TEXT PASSAGE:
++++++++++++++++++++

Re: [VOTE][SPIP] SPARK-21866 Image support in Apache Spark

Yanbo Liang Sat, 23 Sep 2017 07:28:48 -0700

+1

On Sat, Sep 23, 2017 at 7:08 PM, Noman Khan <nomanbp...@live.com> wrote:


> +1
>
> Regards
> Noman
> ------------------------------
> *From:* Denny Lee <denny.g....@gmail.com>
> *Sent:* Friday, September 22, 2017 2:59:33 AM
> *To:* Apache Spark Dev; Sean Owen; Tim Hunter
> *Cc:* Danil Kirsanov; Joseph Bradley; Reynold Xin; Sudarshan Sudarshan
> *Subject:* Re: [VOTE][SPIP] SPARK-21866 Image support in Apache Spark
>
> +1
>
> On Thu, Sep 21, 2017 at 11:15 Sean Owen <so...@cloudera.com> wrote:
>
>> Am I right that this doesn't mean other packages would use this
>> representation, but that they could?
>>
>> The representation looked fine to me w.r.t. what DL frameworks need.

++++++++++++++++++++

TASK DESCRIPTION:
In the mailing list thread, what did Sean Owen say the representation looked fine with respect to? The lines after this sentence are separate material with no connection to the mailing list thread.

DATA SHOWN:

++++++++++++++++++++

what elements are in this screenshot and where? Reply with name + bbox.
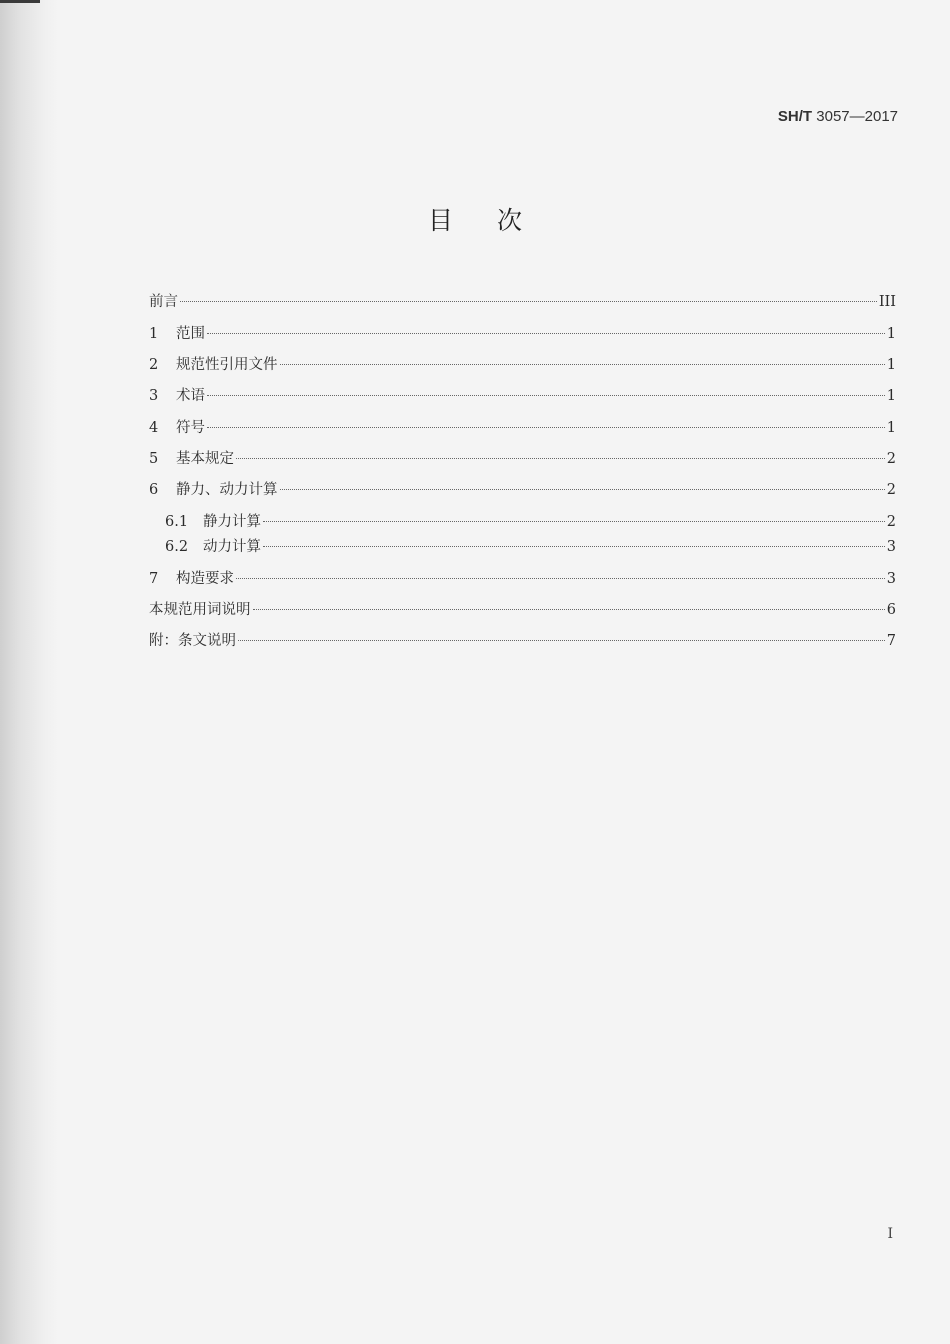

++++++++++++++++++++

SOLVED PROBLEM:
What DL frameworks need.